-- Task to carry out --
Of the lines in the entries below, state how many hold the word "鸦片战争改变了中国历史发展的进程". Say nothing else.

(Stored items from a collection)
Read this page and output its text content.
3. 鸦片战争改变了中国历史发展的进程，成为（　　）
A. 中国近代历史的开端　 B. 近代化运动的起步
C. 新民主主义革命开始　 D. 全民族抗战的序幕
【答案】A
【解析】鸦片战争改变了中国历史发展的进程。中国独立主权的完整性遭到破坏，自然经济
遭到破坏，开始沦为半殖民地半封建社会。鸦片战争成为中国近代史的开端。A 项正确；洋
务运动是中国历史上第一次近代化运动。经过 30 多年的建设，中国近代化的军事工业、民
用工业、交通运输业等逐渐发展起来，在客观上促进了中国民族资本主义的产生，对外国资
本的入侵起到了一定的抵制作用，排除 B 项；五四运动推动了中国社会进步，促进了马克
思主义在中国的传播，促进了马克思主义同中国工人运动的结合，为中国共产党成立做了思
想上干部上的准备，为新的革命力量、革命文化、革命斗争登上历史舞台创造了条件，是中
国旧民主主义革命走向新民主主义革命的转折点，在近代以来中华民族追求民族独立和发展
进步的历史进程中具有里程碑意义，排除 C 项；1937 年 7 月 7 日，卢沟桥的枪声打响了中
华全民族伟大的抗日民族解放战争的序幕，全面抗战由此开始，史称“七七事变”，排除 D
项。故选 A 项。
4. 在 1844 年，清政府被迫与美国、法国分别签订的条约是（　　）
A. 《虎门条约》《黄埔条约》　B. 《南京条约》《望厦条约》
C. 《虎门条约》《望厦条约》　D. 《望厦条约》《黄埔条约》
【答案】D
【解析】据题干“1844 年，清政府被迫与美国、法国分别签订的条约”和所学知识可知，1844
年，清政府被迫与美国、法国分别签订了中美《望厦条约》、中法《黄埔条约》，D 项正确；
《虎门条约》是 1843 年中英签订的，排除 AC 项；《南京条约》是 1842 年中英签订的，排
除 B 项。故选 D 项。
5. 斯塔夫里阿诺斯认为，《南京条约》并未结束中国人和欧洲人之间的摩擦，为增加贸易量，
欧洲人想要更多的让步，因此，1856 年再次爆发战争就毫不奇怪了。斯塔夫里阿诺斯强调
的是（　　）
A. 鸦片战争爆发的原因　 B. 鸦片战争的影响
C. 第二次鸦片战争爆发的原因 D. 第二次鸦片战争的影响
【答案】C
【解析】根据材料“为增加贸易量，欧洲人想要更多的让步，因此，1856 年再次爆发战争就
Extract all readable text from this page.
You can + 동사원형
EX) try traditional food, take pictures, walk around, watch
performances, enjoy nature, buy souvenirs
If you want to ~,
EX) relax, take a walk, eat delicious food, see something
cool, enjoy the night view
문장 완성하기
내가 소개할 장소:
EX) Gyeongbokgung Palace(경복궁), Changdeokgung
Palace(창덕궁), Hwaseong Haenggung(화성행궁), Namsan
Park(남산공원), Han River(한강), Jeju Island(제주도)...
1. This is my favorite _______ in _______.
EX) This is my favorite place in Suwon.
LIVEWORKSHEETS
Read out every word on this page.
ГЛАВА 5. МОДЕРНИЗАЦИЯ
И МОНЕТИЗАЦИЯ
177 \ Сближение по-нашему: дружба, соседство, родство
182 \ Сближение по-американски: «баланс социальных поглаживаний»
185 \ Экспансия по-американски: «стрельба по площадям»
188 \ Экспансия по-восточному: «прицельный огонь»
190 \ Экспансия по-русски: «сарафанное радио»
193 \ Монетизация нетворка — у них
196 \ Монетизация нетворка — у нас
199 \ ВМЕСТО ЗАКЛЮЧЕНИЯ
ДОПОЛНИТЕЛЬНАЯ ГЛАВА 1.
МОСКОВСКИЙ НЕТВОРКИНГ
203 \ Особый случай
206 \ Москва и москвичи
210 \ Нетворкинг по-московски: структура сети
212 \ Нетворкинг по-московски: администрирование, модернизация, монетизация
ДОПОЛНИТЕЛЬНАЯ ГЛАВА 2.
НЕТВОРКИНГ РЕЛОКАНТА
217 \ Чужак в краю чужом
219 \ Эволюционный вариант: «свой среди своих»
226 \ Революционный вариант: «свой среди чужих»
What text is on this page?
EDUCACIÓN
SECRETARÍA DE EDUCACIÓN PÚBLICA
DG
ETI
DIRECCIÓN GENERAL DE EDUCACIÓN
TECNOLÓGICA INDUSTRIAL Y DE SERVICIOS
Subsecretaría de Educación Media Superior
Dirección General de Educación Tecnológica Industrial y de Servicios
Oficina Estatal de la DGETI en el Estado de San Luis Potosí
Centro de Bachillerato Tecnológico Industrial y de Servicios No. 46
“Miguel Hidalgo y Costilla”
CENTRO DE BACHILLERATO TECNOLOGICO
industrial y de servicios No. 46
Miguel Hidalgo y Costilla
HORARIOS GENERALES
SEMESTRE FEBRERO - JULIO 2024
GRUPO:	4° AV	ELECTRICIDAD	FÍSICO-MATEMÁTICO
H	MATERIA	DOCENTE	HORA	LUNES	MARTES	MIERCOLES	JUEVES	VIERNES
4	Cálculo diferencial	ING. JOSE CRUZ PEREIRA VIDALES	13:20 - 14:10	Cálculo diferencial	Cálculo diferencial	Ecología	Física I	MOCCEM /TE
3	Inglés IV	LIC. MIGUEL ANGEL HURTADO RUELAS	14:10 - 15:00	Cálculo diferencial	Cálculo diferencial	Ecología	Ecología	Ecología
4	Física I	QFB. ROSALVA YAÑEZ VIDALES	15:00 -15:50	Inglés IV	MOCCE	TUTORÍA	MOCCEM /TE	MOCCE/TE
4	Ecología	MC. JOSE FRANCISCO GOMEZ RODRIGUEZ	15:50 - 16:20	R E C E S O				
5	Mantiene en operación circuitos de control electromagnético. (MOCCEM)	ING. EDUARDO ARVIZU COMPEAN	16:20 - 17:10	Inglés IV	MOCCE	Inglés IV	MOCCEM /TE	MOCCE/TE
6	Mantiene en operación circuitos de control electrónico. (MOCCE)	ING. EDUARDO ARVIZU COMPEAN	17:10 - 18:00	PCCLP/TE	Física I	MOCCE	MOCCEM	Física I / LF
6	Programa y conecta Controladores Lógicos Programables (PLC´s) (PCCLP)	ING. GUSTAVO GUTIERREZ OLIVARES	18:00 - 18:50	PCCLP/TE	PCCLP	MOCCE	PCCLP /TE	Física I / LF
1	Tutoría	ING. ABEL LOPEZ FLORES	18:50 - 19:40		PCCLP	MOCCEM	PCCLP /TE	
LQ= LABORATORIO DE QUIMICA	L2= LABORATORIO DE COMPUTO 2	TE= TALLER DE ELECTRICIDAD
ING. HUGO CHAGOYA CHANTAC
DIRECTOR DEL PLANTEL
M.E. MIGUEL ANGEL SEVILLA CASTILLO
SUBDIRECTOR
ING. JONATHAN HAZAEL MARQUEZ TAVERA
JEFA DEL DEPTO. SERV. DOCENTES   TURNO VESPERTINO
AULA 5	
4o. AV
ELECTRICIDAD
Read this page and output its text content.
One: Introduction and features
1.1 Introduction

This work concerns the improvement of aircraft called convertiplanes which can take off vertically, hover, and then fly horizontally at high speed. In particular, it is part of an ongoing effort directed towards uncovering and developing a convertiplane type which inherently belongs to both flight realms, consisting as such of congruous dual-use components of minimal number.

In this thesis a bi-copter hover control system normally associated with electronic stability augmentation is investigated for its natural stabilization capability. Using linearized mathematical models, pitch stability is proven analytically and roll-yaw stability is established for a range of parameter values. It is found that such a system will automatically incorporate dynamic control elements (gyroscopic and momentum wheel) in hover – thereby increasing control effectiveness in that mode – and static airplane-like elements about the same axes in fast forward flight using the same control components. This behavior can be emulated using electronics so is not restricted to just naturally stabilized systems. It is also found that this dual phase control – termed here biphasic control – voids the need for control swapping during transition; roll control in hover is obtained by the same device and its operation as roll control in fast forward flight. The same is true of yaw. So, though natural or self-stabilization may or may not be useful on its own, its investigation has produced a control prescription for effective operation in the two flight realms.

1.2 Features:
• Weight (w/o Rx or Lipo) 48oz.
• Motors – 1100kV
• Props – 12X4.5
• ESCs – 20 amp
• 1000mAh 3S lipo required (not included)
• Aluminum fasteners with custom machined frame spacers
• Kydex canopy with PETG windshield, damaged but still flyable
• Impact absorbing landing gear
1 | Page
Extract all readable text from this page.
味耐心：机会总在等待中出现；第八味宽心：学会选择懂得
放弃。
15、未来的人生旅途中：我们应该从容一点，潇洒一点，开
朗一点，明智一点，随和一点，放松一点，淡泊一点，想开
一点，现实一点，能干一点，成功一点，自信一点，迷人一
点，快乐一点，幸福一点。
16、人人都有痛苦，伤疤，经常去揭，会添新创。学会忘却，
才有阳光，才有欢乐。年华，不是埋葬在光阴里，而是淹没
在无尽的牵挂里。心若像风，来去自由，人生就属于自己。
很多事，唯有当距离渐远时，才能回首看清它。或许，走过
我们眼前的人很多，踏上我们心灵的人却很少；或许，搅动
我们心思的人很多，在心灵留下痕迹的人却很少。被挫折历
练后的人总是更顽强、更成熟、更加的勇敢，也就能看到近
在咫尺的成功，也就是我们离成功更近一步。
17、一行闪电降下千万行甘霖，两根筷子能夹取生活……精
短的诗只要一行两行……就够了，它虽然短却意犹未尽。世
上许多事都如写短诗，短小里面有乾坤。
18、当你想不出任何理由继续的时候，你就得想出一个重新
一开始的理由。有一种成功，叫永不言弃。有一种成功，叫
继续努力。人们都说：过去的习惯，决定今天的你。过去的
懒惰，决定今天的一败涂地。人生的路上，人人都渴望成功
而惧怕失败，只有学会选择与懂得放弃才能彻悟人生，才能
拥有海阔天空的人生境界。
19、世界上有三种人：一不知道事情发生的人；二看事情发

-- Written solution --
2